### [Aim of the task]
Could you repeat the lines below, switching "image" to "screenshot" and leaving everything else unchanged? Omit the picture from your answer.

### [Records for this task]
§
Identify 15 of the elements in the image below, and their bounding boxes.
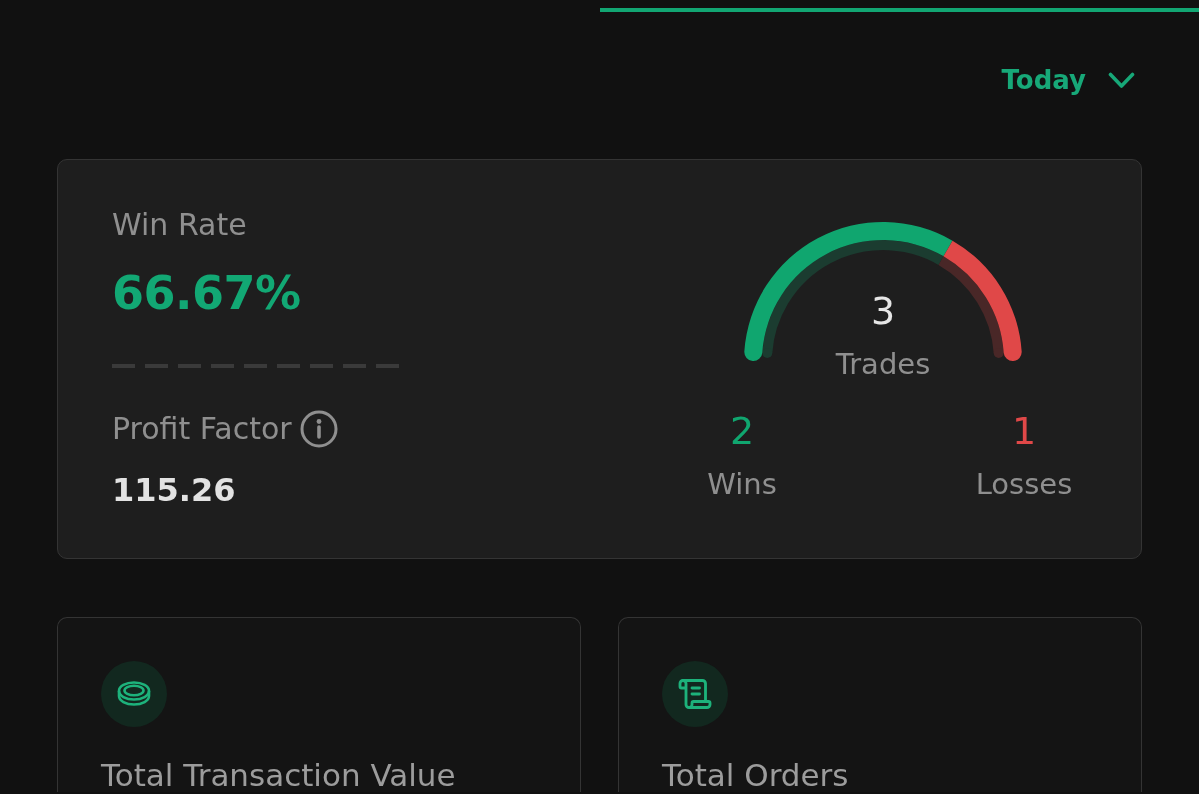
summary-card-title: Total Orders (662, 759, 850, 791)
trades-total: 3 (870, 289, 896, 333)
profit-factor-label: Profit Factor (112, 410, 292, 448)
result-label: Wins (707, 467, 777, 501)
summary-card-title: Total Transaction Value (101, 759, 457, 791)
period-dropdown[interactable]: Today (1001, 64, 1135, 96)
result-label: Losses (975, 467, 1073, 501)
trades-label: Trades (835, 347, 931, 381)
info-icon[interactable] (299, 410, 338, 448)
result-count: 1 (1011, 409, 1037, 453)
profit-factor-value: 115.26 (112, 470, 236, 510)
win-rate-value: 66.67% (112, 266, 301, 320)
result-count: 2 (729, 409, 755, 453)
win-rate-label: Win Rate (112, 208, 247, 242)
chevron-down-icon (1108, 71, 1135, 89)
§
### [Correct answer]
Identify 15 of the elements in the screenshot below, and their bounding boxes.
summary-card-title: Total Orders (662, 759, 850, 791)
trades-total: 3 (870, 289, 896, 333)
profit-factor-label: Profit Factor (112, 410, 292, 448)
result-label: Wins (707, 467, 777, 501)
summary-card-title: Total Transaction Value (101, 759, 457, 791)
period-dropdown[interactable]: Today (1001, 64, 1135, 96)
result-label: Losses (975, 467, 1073, 501)
trades-label: Trades (835, 347, 931, 381)
info-icon[interactable] (299, 410, 338, 448)
result-count: 1 (1011, 409, 1037, 453)
profit-factor-value: 115.26 (112, 470, 236, 510)
win-rate-value: 66.67% (112, 266, 301, 320)
result-count: 2 (729, 409, 755, 453)
win-rate-label: Win Rate (112, 208, 247, 242)
chevron-down-icon (1108, 71, 1135, 89)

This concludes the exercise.